# Requirement:
In the data below, find every line that has the string "free", and copy it.

— START Material for the task —

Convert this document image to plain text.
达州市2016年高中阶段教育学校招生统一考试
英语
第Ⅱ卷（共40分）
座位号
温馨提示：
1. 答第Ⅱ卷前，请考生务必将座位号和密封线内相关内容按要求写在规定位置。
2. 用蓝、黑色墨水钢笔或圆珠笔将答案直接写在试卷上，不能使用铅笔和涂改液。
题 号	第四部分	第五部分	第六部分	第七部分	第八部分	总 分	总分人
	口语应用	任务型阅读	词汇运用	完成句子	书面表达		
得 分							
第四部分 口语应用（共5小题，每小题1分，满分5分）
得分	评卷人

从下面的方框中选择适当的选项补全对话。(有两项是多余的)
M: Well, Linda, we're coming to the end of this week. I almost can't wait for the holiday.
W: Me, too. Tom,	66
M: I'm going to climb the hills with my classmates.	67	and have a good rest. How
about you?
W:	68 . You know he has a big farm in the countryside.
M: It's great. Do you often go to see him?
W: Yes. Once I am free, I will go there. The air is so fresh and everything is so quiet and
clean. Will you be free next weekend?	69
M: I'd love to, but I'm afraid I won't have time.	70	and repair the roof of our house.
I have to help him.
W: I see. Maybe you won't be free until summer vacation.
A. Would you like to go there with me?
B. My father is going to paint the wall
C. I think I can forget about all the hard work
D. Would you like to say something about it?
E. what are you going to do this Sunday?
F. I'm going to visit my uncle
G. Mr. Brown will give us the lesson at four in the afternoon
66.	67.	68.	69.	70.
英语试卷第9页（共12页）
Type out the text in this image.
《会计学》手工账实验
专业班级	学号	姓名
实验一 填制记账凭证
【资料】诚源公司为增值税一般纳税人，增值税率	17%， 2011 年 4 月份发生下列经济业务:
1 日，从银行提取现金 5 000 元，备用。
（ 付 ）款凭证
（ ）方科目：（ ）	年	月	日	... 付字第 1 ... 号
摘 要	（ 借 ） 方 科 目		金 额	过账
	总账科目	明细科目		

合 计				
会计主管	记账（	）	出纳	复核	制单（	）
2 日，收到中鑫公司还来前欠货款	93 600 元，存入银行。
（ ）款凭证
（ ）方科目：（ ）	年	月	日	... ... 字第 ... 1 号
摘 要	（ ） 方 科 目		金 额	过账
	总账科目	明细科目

— END Material for the task —
— START Material for the task —

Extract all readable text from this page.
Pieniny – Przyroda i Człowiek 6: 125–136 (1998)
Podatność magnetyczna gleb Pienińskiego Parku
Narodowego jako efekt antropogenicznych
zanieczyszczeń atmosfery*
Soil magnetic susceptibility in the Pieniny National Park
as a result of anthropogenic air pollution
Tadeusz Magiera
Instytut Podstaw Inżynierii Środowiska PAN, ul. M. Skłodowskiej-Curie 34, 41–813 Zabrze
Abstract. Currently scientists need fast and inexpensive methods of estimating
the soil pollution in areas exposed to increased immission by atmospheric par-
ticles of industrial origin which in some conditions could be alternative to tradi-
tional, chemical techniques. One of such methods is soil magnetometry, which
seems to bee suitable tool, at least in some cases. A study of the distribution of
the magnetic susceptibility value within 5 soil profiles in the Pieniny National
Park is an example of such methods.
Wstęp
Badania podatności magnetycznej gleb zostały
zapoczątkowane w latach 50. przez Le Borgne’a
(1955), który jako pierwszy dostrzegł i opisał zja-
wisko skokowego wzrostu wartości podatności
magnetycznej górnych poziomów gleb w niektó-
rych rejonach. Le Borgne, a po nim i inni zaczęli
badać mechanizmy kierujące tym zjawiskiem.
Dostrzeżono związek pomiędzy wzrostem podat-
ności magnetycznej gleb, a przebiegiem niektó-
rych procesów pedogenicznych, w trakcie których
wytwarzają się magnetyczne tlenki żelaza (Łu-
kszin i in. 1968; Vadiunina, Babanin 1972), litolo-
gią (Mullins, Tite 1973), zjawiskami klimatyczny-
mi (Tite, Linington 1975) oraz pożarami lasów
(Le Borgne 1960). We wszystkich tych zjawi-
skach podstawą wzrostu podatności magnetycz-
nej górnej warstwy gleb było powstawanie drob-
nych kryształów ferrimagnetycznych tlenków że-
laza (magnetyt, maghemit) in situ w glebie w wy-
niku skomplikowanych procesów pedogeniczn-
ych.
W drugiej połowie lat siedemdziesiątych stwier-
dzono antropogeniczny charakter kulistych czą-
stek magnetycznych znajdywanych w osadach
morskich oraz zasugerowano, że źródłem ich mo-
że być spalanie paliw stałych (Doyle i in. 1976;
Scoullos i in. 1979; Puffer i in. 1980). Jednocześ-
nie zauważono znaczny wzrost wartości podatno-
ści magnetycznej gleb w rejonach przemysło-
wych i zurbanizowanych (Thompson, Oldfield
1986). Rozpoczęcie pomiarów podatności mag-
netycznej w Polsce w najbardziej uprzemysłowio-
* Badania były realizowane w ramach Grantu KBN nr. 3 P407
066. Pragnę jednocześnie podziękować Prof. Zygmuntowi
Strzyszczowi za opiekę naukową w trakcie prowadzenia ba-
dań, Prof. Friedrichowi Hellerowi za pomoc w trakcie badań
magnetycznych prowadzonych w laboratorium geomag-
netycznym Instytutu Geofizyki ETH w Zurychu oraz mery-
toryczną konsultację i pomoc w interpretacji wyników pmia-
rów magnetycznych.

— END Material for the task —

# Response to this task:
W: Yes. Once I am free, I will go there. The air is so fresh and everything is so quiet and
clean. Will you be free next weekend?	69
W: I see. Maybe you won't be free until summer vacation.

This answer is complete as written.